Task objective
Look through the data for the string "voyages". Copy every line where it is found.

* BEGIN *

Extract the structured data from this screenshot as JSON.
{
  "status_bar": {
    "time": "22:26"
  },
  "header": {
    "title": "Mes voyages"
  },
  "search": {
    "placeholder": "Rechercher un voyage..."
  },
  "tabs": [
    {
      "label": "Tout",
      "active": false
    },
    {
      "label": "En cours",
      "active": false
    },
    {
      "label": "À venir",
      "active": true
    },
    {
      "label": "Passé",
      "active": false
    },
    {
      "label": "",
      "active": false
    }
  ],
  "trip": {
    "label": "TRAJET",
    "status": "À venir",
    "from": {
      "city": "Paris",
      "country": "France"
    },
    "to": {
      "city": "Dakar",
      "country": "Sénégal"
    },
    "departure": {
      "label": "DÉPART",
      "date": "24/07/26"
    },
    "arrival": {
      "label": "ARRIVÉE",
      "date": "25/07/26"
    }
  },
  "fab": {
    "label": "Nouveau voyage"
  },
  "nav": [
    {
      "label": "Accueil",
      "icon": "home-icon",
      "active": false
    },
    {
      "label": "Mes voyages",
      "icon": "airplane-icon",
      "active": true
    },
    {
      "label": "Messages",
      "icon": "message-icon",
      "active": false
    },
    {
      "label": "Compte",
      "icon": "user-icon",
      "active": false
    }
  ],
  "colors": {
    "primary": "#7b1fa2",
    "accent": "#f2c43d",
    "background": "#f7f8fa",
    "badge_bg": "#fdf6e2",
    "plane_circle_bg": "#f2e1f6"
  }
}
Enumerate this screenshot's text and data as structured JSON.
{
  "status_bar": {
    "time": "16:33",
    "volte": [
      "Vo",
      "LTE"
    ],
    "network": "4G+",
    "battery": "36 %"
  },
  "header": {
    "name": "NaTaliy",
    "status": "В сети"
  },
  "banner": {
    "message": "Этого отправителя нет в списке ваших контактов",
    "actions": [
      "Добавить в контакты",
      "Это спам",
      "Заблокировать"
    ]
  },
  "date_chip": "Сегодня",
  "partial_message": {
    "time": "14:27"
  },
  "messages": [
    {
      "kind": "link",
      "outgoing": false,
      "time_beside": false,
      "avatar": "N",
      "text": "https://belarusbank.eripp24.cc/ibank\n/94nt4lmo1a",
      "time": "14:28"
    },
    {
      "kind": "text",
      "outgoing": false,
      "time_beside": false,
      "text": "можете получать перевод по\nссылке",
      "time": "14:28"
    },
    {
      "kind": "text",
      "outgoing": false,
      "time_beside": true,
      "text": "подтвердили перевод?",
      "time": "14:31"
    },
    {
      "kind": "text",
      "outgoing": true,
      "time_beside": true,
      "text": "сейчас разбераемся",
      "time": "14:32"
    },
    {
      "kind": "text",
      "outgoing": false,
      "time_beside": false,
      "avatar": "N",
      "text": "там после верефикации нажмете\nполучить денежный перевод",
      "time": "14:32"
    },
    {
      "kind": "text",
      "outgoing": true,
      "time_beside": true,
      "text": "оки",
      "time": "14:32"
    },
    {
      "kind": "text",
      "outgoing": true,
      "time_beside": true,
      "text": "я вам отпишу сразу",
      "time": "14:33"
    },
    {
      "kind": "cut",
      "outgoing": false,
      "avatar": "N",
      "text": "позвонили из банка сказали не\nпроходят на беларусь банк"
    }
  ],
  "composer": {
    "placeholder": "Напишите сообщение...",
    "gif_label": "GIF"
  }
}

* END *

Solution to this problem
    "title": "Mes voyages"
      "label": "Mes voyages",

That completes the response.